[start RECORDS]

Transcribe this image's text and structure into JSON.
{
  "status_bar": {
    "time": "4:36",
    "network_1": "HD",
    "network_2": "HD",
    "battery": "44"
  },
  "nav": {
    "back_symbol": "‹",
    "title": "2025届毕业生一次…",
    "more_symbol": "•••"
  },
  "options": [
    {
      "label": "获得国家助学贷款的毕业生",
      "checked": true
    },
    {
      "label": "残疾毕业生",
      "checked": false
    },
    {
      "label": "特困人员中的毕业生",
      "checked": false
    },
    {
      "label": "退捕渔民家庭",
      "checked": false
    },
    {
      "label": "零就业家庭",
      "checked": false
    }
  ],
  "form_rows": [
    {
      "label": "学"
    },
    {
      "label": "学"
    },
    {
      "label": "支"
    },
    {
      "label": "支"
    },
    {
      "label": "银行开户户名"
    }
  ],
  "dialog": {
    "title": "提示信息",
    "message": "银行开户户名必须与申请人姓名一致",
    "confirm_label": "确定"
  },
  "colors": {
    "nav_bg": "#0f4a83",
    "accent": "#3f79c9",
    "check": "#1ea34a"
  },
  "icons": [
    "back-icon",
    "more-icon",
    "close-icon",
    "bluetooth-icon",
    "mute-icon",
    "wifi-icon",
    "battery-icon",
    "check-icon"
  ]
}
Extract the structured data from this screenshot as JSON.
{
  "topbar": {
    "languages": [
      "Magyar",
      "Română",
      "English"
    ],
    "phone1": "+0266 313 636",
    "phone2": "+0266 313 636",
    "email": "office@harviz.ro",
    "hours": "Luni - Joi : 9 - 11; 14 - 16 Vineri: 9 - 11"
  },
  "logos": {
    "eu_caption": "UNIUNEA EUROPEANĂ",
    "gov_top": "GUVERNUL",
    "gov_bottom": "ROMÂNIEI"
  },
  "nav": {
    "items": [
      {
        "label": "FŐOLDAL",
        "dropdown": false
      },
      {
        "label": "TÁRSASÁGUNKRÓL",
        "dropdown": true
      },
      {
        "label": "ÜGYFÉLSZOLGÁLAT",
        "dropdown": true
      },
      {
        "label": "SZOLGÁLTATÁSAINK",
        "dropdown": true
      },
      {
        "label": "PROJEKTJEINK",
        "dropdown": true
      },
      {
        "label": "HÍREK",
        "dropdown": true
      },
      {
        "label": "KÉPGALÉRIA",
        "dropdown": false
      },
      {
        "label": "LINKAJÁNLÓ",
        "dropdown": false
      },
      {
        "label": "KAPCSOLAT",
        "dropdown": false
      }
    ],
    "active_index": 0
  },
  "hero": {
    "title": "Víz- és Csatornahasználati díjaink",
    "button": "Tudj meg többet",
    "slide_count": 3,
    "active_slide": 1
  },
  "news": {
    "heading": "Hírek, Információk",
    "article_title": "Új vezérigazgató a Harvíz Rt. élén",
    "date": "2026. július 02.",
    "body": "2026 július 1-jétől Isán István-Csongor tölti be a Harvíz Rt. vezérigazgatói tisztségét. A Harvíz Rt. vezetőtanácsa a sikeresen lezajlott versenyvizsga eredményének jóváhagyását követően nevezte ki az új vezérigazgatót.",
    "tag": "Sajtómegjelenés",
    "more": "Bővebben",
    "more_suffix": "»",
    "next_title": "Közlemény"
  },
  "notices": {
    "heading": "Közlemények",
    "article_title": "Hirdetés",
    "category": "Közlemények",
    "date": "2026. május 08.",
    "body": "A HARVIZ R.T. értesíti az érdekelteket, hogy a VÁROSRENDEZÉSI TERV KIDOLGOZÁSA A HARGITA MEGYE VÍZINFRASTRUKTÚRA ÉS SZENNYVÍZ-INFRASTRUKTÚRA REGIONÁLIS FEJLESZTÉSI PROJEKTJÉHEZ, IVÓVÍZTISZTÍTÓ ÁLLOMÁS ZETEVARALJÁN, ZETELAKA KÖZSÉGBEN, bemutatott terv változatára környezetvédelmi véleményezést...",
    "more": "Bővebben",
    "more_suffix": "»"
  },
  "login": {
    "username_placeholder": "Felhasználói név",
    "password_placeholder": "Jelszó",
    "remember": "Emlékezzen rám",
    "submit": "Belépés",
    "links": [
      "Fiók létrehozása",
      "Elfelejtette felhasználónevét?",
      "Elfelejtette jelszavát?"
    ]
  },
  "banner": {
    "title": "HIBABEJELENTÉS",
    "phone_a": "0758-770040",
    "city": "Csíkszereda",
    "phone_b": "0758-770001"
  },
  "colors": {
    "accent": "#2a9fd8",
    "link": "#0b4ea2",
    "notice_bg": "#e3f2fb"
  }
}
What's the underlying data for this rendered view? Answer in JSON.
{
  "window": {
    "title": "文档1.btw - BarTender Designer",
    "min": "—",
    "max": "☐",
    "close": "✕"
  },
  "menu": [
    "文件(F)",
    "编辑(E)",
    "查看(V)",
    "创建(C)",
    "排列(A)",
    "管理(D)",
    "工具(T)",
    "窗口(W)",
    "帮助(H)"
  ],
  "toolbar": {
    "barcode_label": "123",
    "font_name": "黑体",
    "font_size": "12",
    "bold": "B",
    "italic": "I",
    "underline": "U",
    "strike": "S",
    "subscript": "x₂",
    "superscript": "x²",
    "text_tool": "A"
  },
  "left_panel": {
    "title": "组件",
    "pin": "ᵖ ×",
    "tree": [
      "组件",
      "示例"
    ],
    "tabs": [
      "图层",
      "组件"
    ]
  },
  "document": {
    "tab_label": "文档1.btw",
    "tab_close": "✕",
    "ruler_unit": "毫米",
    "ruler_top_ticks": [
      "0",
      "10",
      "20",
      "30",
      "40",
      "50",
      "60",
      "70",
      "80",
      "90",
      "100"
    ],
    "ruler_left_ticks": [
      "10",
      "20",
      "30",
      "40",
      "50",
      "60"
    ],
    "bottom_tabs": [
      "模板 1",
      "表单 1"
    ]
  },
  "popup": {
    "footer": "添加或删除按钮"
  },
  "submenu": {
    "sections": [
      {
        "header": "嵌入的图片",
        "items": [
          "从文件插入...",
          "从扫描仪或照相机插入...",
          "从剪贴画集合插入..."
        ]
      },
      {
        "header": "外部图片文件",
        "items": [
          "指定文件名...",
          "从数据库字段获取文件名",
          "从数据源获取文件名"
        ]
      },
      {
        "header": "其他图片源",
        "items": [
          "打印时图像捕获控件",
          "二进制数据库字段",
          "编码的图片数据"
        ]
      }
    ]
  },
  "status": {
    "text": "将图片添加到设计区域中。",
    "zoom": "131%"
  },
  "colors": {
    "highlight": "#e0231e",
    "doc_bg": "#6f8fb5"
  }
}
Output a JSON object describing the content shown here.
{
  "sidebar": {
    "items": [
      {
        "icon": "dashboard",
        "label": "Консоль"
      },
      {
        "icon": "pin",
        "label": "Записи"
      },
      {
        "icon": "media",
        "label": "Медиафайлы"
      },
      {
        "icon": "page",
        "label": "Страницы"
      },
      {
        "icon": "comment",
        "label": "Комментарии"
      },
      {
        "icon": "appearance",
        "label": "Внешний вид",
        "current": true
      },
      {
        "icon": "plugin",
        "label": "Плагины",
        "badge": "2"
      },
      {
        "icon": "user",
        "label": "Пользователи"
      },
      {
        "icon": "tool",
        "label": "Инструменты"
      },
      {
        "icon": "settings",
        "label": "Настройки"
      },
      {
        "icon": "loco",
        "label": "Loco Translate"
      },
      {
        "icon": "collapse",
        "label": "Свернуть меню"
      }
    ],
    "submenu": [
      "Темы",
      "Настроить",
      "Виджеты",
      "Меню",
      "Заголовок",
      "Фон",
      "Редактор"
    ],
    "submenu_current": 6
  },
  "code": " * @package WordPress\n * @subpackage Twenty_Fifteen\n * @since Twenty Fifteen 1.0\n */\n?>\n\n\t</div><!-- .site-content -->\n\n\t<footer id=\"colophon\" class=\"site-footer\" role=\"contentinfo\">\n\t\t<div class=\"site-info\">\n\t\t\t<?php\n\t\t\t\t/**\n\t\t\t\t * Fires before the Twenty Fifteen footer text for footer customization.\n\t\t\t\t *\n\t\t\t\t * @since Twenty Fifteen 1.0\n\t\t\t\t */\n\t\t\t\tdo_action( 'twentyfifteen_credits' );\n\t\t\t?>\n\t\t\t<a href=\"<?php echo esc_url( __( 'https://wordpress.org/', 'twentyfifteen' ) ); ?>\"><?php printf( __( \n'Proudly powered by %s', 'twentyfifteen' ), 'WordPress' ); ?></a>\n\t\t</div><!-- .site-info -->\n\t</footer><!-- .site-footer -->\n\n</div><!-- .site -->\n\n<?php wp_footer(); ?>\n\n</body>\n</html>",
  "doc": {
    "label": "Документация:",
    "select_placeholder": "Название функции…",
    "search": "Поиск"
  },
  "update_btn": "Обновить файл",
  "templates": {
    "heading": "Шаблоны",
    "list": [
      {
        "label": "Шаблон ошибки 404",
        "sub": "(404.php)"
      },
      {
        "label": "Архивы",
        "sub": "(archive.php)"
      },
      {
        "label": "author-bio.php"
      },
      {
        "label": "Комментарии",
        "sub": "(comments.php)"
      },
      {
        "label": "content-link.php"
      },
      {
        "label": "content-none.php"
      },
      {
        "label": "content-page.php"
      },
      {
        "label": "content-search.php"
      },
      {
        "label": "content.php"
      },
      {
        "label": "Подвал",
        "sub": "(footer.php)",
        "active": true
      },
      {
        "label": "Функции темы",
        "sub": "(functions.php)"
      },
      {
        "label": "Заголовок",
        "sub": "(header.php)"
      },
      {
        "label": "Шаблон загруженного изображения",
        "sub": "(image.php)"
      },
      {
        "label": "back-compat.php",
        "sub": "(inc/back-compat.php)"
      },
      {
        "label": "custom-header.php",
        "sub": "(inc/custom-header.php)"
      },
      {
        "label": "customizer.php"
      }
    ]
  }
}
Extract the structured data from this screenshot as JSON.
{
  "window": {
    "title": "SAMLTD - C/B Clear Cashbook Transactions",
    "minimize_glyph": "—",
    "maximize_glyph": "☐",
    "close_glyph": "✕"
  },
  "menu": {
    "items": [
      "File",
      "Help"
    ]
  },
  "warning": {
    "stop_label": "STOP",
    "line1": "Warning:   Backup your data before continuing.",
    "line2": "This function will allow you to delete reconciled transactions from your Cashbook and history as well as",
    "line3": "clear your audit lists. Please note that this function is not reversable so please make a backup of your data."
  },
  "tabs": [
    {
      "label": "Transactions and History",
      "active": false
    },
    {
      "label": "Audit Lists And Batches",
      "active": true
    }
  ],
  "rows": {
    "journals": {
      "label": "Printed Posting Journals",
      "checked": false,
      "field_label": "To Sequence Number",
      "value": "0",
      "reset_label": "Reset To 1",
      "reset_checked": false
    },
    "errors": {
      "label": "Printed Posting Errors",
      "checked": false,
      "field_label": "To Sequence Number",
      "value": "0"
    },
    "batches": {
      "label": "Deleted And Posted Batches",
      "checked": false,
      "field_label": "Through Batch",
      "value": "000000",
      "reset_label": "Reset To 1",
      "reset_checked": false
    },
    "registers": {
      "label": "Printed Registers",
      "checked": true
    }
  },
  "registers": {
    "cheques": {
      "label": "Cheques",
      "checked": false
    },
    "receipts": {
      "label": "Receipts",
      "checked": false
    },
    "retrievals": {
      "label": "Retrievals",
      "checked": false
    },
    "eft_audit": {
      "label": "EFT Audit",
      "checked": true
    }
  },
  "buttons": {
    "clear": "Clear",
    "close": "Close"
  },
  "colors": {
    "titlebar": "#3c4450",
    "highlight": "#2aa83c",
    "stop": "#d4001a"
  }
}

[end RECORDS]

= WHAT IS REQUIRED =
Within the listing above, find every line containing the string "Elfelejtette" and return it.

= REPLY =
      "Elfelejtette felhasználónevét?",
      "Elfelejtette jelszavát?"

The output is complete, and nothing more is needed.